[Start of section]

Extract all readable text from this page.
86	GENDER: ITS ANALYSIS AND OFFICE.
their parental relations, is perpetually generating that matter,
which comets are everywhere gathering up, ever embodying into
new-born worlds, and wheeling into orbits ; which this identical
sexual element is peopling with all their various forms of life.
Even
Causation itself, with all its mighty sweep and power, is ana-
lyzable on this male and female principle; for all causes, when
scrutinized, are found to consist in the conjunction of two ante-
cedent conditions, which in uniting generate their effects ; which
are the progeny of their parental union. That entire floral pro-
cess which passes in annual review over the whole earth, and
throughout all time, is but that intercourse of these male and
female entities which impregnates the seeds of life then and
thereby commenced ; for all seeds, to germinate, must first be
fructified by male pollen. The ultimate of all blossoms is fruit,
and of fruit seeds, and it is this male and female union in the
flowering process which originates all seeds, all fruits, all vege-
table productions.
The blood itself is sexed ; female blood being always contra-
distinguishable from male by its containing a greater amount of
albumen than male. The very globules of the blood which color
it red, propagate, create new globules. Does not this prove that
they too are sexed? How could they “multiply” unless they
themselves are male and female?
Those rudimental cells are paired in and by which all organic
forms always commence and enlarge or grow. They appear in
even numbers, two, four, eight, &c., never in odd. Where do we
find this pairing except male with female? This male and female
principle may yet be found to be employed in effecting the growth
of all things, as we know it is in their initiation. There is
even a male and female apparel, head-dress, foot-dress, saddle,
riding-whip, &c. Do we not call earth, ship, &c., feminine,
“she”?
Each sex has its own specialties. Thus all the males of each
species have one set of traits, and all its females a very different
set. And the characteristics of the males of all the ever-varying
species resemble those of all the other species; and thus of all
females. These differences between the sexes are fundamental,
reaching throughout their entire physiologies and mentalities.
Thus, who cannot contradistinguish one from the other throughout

[End of section]

» **TASK GOAL**: Each of the lines above must appear again, unchanged.

» **EXERCISE RESULT**:
Extract all readable text from this page.
86	GENDER: ITS ANALYSIS AND OFFICE.
their parental relations, is perpetually generating that matter,
which comets are everywhere gathering up, ever embodying into
new-born worlds, and wheeling into orbits ; which this identical
sexual element is peopling with all their various forms of life.
Even
Causation itself, with all its mighty sweep and power, is ana-
lyzable on this male and female principle; for all causes, when
scrutinized, are found to consist in the conjunction of two ante-
cedent conditions, which in uniting generate their effects ; which
are the progeny of their parental union. That entire floral pro-
cess which passes in annual review over the whole earth, and
throughout all time, is but that intercourse of these male and
female entities which impregnates the seeds of life then and
thereby commenced ; for all seeds, to germinate, must first be
fructified by male pollen. The ultimate of all blossoms is fruit,
and of fruit seeds, and it is this male and female union in the
flowering process which originates all seeds, all fruits, all vege-
table productions.
The blood itself is sexed ; female blood being always contra-
distinguishable from male by its containing a greater amount of
albumen than male. The very globules of the blood which color
it red, propagate, create new globules. Does not this prove that
they too are sexed? How could they “multiply” unless they
themselves are male and female?
Those rudimental cells are paired in and by which all organic
forms always commence and enlarge or grow. They appear in
even numbers, two, four, eight, &c., never in odd. Where do we
find this pairing except male with female? This male and female
principle may yet be found to be employed in effecting the growth
of all things, as we know it is in their initiation. There is
even a male and female apparel, head-dress, foot-dress, saddle,
riding-whip, &c. Do we not call earth, ship, &c., feminine,
“she”?
Each sex has its own specialties. Thus all the males of each
species have one set of traits, and all its females a very different
set. And the characteristics of the males of all the ever-varying
species resemble those of all the other species; and thus of all
females. These differences between the sexes are fundamental,
reaching throughout their entire physiologies and mentalities.
Thus, who cannot contradistinguish one from the other throughout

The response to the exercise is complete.